··· Input rows

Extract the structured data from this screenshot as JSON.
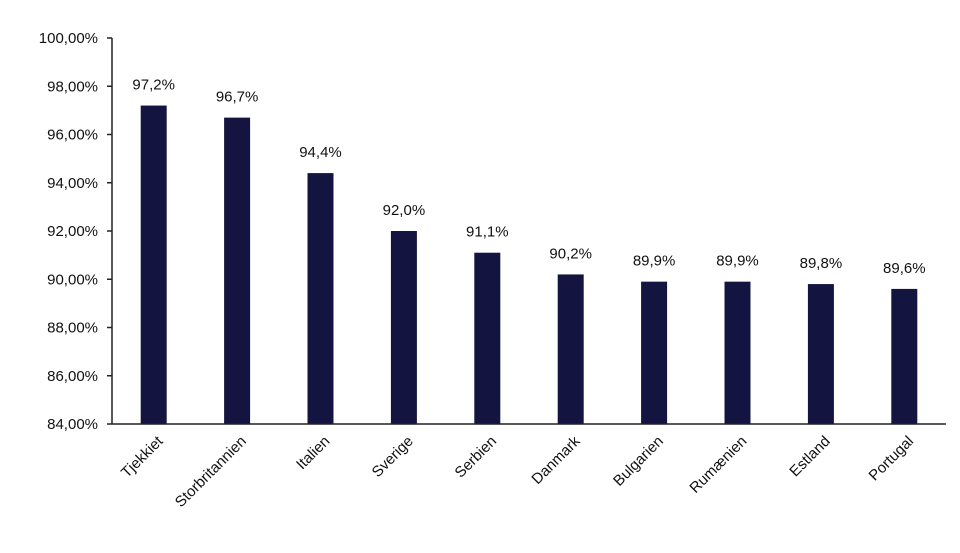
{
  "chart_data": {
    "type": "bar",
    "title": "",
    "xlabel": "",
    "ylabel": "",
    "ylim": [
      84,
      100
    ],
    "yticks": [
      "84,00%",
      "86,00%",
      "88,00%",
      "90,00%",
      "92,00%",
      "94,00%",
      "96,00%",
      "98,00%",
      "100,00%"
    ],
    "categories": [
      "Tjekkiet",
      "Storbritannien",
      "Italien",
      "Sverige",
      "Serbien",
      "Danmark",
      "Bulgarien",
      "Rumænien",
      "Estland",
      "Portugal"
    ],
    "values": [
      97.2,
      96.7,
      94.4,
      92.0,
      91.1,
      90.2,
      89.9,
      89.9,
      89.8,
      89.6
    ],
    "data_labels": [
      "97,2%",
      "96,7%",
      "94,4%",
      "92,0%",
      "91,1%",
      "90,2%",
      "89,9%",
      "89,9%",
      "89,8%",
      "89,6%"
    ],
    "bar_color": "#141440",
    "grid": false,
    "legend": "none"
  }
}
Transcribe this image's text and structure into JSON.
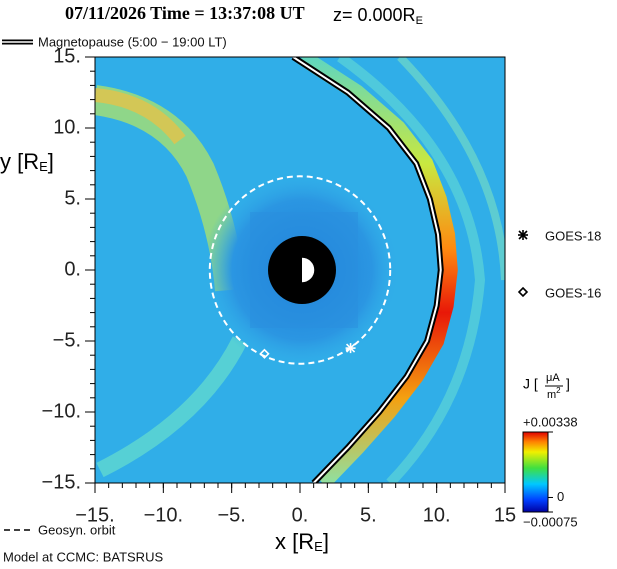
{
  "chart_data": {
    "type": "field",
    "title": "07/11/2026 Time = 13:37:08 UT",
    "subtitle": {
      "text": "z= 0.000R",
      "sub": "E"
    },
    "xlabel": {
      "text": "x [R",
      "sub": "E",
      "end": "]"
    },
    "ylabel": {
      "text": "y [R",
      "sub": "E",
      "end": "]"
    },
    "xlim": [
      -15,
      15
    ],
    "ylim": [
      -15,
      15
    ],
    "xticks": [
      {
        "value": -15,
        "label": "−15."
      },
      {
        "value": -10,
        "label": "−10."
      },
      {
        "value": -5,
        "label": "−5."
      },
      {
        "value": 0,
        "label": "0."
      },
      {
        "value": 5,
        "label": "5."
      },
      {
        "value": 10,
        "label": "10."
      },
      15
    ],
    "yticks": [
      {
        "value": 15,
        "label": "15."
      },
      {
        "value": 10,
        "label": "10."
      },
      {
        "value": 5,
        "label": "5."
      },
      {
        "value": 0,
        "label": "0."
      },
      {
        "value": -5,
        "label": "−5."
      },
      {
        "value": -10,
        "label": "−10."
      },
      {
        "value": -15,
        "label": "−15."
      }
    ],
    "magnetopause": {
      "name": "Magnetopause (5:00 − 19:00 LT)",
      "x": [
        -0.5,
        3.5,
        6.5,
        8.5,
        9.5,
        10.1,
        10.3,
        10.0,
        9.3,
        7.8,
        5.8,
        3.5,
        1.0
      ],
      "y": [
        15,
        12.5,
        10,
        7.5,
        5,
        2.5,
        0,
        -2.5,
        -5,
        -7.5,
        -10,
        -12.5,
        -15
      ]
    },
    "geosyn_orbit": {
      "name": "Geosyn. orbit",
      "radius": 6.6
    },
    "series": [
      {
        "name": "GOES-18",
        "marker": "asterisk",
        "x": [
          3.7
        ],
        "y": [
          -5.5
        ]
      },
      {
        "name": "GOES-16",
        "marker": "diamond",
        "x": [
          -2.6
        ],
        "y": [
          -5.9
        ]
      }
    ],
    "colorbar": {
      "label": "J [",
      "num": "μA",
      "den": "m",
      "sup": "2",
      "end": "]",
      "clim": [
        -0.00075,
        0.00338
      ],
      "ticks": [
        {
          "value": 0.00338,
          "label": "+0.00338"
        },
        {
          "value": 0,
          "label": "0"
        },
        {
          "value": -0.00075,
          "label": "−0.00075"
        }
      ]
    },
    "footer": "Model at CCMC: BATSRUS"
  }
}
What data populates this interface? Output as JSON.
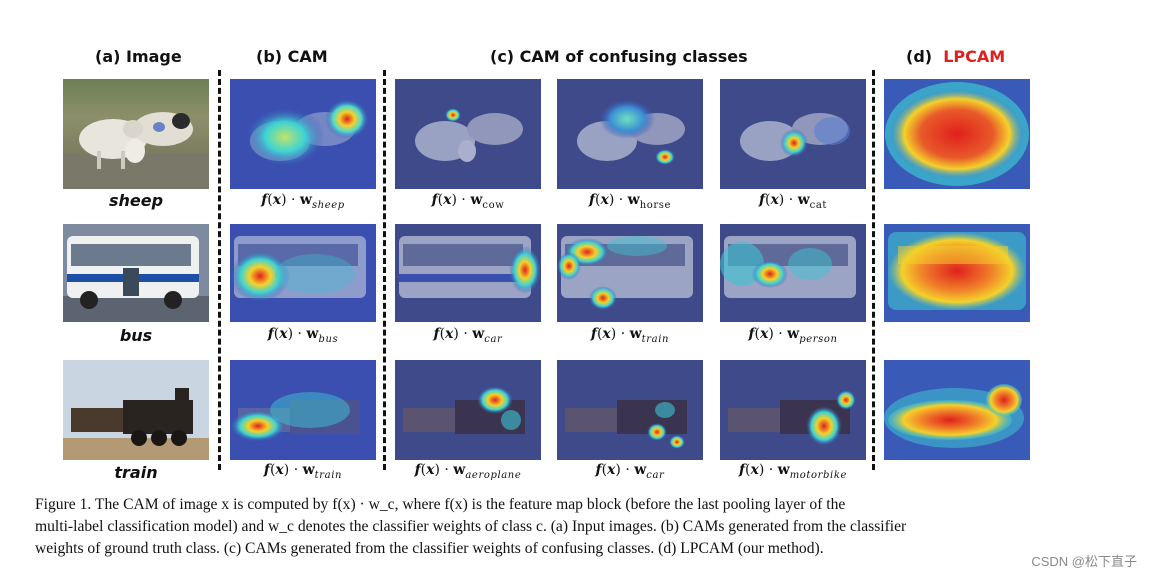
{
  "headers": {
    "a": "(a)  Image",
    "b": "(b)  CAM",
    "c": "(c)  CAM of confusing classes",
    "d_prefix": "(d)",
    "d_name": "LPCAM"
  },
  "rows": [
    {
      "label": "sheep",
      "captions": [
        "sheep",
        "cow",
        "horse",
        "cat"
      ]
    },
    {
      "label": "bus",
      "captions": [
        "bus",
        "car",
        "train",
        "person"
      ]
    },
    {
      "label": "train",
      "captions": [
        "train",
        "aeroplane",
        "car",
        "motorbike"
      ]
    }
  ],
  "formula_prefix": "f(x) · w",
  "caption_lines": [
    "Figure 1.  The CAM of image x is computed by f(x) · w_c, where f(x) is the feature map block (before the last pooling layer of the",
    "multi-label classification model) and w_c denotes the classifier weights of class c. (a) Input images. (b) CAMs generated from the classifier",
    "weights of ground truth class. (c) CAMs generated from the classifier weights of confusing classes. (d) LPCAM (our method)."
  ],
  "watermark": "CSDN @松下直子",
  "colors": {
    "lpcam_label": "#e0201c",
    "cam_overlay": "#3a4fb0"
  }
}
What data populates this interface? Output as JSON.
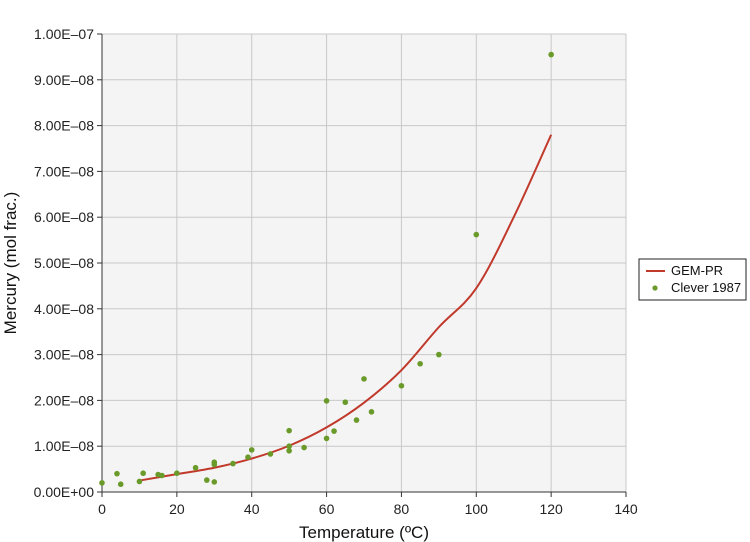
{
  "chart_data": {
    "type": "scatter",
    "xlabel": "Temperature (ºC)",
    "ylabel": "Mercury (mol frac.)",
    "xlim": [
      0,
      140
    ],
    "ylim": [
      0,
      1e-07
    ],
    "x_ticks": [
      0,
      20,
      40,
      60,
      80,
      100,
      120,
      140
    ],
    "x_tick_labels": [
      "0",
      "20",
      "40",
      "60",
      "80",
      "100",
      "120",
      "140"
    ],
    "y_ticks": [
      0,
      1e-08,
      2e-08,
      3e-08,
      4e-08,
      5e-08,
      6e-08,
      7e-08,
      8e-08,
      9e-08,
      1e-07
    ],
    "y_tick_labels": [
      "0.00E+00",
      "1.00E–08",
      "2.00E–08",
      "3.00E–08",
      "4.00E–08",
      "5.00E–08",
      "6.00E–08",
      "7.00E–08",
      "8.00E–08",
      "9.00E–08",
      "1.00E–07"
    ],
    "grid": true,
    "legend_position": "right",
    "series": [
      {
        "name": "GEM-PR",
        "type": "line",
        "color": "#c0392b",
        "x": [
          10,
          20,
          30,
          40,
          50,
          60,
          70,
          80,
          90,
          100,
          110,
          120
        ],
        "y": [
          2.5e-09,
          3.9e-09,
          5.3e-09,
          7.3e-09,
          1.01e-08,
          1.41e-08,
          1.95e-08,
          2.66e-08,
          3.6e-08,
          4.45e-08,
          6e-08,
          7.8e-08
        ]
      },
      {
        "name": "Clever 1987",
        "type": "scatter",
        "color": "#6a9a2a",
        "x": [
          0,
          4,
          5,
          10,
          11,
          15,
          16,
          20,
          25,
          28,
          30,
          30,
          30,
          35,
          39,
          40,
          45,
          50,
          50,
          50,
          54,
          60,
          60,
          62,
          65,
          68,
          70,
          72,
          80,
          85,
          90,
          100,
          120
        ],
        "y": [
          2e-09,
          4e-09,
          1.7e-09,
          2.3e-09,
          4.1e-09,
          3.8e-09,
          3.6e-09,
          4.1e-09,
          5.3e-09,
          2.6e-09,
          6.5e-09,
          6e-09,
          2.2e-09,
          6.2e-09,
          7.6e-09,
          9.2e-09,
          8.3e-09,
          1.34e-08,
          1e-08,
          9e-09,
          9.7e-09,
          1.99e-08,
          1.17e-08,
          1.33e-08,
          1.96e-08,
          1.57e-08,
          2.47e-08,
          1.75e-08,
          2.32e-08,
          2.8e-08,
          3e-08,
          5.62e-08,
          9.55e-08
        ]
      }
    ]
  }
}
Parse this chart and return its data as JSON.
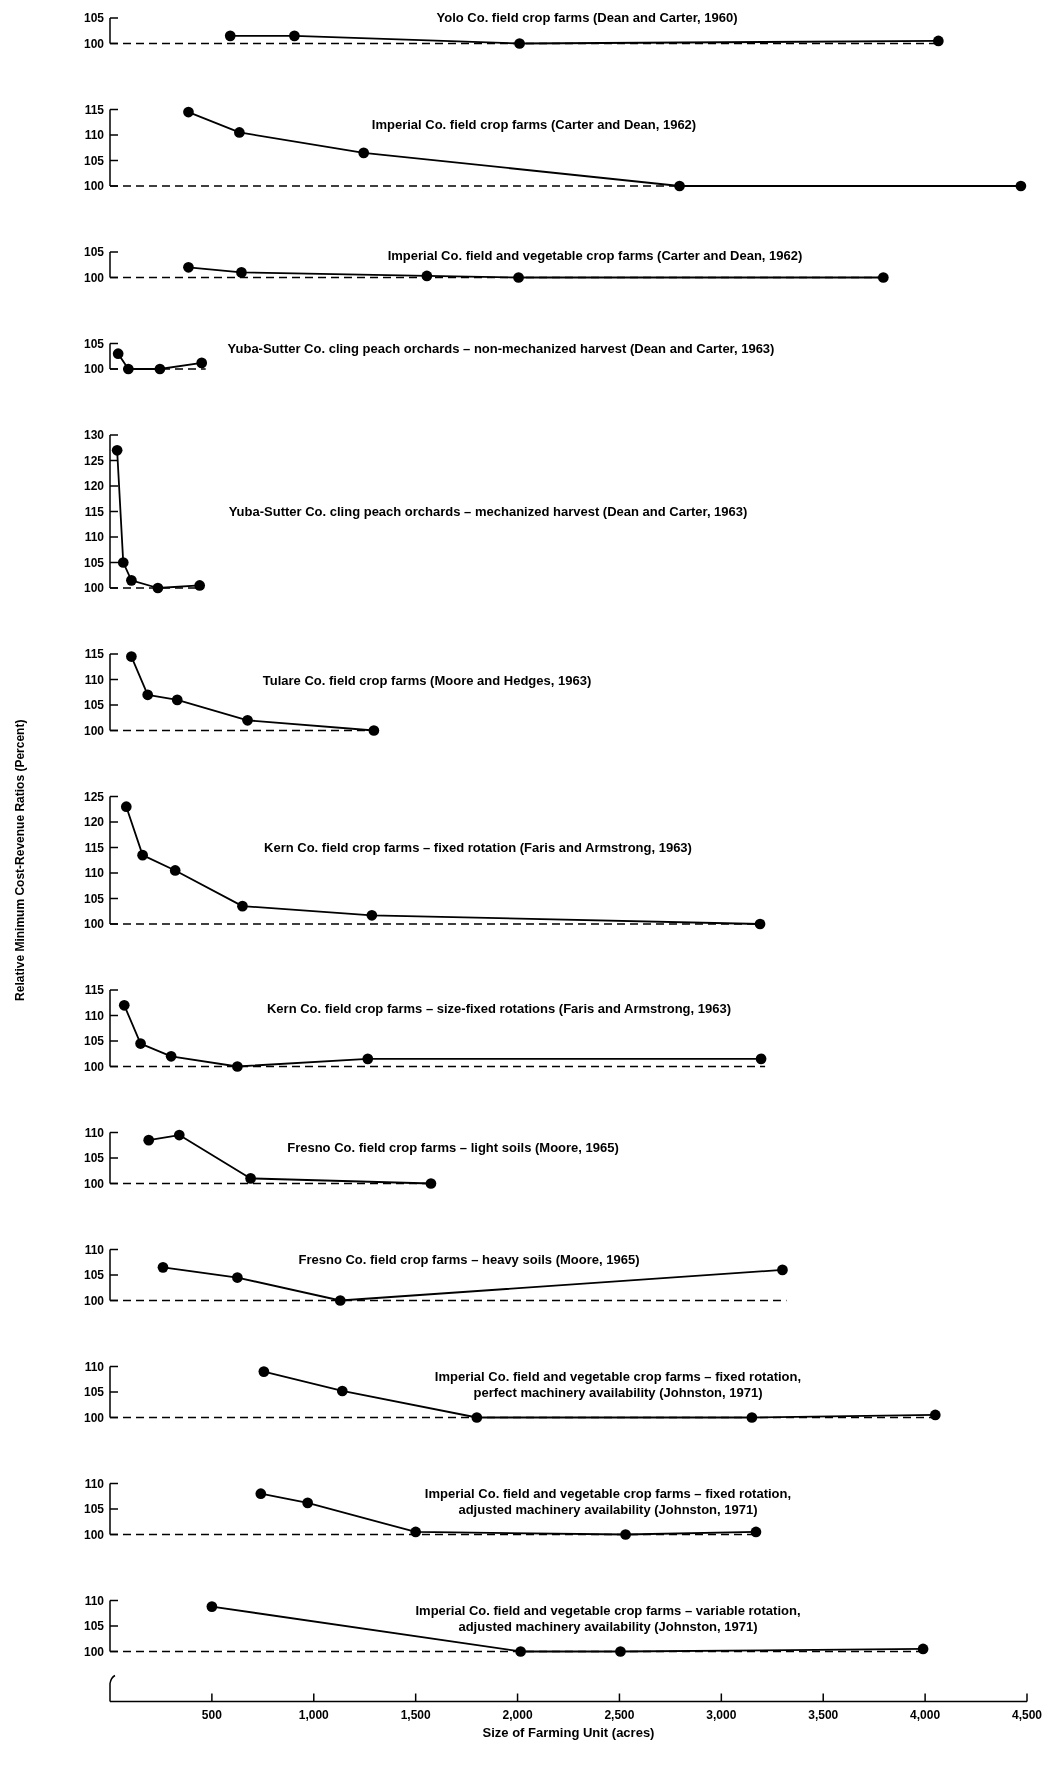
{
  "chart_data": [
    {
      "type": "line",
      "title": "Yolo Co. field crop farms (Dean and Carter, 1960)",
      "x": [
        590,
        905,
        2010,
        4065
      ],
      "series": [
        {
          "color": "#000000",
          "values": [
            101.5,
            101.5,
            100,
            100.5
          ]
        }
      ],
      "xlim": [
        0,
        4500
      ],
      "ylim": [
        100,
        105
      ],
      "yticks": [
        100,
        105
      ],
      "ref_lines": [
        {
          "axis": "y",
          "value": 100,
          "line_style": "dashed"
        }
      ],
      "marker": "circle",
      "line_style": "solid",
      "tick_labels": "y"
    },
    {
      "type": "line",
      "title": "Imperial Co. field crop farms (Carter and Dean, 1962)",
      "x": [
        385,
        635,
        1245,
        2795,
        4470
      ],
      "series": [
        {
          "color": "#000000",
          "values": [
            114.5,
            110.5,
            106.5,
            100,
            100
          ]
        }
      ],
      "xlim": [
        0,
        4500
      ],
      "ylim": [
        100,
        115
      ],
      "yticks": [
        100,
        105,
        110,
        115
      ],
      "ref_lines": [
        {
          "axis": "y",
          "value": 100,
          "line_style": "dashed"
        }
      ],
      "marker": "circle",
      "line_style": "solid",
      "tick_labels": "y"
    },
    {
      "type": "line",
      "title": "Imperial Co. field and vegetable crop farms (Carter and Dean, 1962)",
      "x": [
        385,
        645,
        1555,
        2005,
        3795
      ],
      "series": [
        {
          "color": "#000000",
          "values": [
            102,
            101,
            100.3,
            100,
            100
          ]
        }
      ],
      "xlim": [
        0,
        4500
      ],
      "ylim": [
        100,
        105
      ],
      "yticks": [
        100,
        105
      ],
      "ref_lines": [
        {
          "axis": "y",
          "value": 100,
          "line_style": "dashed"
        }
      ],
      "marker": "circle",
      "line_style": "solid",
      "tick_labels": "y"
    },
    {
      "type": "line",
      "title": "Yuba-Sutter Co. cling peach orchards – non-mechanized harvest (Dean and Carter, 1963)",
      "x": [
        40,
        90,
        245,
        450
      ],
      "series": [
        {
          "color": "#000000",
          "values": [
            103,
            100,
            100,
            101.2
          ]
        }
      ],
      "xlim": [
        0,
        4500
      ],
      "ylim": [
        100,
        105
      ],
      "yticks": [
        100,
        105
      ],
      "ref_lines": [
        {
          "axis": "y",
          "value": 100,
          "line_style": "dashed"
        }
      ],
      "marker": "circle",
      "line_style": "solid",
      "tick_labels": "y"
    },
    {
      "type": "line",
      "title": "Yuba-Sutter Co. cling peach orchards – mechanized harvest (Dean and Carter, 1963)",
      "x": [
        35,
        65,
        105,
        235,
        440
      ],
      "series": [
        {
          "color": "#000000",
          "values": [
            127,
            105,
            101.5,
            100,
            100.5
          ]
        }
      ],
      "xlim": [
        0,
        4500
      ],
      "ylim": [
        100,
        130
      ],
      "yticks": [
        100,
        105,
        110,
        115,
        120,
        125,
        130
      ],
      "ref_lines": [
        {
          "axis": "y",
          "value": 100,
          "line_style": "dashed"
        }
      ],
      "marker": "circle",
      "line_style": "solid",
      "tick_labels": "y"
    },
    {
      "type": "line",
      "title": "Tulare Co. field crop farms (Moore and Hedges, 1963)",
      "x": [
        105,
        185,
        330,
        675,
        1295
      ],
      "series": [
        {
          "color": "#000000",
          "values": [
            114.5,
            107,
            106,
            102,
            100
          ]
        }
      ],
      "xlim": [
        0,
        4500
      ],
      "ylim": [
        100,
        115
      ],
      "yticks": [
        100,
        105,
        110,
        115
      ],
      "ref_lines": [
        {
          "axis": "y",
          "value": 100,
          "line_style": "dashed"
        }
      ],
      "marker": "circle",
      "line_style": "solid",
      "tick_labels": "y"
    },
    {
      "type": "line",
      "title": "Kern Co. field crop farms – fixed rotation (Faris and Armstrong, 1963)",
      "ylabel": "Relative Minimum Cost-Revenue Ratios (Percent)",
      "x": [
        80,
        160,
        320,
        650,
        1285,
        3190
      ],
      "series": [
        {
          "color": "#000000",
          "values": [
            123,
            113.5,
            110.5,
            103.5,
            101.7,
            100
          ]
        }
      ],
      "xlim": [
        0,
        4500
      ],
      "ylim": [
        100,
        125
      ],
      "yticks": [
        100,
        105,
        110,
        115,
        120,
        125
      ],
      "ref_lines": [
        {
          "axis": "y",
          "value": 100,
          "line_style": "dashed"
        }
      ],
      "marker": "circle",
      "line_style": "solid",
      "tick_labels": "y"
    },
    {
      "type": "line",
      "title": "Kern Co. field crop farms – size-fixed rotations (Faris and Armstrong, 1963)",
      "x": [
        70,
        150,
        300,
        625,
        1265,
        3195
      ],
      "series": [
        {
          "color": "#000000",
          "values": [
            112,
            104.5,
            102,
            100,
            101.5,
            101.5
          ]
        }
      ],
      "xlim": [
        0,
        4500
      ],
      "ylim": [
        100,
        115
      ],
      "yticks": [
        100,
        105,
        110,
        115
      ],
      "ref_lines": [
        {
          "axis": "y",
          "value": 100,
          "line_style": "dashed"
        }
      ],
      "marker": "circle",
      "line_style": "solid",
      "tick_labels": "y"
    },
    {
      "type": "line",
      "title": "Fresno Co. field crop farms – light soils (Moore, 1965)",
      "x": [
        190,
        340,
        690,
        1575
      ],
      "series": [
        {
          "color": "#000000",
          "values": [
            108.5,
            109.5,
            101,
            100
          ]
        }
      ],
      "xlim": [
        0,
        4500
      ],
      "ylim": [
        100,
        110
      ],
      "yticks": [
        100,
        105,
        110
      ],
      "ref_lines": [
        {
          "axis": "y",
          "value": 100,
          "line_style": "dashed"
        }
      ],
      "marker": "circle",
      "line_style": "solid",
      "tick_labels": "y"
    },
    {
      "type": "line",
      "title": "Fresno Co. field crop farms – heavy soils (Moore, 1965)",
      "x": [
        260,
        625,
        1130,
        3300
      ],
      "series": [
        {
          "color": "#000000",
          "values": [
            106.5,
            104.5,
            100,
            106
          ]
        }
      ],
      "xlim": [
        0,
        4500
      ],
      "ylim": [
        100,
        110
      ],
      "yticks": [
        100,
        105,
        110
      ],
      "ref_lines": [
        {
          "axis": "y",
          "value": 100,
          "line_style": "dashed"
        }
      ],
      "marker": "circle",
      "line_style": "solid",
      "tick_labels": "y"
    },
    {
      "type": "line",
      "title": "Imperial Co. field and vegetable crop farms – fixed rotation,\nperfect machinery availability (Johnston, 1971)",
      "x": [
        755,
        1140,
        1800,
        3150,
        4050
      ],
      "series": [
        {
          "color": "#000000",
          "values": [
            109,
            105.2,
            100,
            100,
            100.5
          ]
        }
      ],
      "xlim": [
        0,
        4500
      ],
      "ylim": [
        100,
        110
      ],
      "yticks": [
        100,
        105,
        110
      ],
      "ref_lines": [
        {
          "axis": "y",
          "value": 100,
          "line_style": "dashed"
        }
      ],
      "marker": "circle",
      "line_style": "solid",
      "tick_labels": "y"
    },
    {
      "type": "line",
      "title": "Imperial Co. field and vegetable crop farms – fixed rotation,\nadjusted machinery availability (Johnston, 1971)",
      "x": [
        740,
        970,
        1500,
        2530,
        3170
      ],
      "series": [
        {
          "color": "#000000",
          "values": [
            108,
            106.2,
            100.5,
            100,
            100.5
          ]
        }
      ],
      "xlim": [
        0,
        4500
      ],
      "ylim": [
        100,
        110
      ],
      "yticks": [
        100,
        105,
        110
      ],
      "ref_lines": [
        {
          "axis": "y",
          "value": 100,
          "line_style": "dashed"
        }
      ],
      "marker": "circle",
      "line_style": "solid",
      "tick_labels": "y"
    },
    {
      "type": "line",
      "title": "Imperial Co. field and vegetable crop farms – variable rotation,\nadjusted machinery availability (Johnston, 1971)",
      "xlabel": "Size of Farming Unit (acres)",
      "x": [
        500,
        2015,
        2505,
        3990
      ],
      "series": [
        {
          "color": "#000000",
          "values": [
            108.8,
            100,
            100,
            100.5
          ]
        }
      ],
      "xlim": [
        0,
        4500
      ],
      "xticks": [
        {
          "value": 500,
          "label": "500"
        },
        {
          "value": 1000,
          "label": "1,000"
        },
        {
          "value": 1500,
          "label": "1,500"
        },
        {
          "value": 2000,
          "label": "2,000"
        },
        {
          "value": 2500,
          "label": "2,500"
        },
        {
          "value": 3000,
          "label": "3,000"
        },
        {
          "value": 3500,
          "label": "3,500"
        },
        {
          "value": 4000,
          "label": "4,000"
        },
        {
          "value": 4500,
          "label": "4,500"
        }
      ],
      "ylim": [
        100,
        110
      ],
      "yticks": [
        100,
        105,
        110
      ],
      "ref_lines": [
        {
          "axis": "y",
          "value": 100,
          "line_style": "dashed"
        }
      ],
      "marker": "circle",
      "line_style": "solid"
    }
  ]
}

······

* _Requirements_
Search the data for "Dean". Copy every matching line.

* _Completed exercise_
      "title": "Yolo Co. field crop farms (Dean and Carter, 1960)",
      "title": "Imperial Co. field crop farms (Carter and Dean, 1962)",
      "title": "Imperial Co. field and vegetable crop farms (Carter and Dean, 1962)",
      "title": "Yuba-Sutter Co. cling peach orchards – non-mechanized harvest (Dean and Carter, 1963)",
      "title": "Yuba-Sutter Co. cling peach orchards – mechanized harvest (Dean and Carter, 1963)",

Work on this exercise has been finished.